# Excerpted records start

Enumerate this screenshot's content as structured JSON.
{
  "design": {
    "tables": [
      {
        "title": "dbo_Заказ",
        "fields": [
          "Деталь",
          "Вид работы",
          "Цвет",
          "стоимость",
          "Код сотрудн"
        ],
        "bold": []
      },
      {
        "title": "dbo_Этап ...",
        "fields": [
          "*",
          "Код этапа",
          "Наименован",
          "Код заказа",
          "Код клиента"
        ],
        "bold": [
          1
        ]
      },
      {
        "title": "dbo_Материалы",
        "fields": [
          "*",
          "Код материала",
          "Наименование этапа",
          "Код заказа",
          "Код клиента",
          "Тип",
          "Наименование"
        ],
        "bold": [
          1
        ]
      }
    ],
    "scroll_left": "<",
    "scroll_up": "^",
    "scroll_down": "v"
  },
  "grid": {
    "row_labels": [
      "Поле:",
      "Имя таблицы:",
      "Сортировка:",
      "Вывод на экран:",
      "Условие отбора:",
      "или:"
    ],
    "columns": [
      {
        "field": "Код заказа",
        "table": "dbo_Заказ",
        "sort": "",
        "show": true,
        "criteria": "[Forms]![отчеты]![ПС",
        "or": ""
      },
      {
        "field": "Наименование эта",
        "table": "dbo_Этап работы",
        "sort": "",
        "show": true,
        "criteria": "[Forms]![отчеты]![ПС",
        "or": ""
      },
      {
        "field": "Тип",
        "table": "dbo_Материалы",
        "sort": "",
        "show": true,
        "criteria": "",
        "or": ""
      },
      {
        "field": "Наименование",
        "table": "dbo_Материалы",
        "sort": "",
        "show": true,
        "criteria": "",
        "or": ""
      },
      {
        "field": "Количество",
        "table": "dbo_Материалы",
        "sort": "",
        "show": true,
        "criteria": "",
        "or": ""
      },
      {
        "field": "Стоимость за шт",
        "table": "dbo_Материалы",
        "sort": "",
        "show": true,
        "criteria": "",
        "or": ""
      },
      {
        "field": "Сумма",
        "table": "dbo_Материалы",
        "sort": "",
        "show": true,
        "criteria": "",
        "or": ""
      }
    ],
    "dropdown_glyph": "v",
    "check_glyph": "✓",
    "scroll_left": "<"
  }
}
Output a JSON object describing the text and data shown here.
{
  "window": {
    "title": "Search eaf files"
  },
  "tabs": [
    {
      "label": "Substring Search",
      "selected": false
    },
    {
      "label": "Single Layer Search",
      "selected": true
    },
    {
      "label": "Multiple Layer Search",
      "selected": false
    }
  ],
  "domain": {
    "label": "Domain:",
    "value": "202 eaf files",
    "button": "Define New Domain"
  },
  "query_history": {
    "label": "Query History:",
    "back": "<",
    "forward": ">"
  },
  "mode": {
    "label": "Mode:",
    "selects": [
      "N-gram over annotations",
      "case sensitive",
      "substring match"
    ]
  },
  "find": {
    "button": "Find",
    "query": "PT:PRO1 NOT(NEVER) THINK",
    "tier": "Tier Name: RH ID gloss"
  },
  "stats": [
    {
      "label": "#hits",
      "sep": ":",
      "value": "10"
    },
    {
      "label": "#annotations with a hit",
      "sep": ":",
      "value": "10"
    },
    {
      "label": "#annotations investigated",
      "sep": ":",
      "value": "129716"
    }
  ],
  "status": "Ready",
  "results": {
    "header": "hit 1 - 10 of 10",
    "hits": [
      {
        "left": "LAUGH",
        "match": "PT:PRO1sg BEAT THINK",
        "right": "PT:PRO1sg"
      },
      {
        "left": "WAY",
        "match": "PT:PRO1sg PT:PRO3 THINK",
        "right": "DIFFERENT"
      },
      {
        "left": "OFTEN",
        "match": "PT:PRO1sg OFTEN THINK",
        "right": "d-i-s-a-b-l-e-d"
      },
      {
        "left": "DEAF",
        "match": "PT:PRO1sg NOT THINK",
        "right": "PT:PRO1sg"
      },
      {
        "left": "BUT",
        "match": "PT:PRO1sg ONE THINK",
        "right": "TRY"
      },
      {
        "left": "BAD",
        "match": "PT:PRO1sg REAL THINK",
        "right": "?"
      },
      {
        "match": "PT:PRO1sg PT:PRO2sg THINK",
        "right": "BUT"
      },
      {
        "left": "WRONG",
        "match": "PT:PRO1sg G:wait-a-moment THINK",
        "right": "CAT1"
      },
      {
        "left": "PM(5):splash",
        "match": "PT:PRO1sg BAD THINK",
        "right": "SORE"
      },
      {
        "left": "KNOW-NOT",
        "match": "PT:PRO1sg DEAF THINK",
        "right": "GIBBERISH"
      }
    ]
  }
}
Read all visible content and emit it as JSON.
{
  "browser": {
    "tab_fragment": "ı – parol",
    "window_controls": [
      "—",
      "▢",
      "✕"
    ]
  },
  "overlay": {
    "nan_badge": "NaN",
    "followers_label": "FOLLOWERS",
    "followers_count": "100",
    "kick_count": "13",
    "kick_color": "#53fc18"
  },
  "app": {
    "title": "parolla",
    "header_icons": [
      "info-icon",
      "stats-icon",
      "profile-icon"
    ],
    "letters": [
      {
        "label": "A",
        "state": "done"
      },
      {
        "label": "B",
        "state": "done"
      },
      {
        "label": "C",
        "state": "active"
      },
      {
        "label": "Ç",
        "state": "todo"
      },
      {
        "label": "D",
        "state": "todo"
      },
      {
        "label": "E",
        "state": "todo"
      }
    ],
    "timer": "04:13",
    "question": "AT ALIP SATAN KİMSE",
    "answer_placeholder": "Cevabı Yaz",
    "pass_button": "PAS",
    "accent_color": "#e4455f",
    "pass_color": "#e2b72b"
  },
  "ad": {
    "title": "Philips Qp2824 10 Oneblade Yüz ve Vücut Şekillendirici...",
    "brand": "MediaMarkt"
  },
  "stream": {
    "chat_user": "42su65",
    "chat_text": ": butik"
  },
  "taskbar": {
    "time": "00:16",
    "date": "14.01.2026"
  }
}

# Excerpted records end

- _Short exercise_
Extract all lines from the material above that include the word "JSON".

- _Final result_
Enumerate this screenshot's content as structured JSON.
Output a JSON object describing the text and data shown here.
Read all visible content and emit it as JSON.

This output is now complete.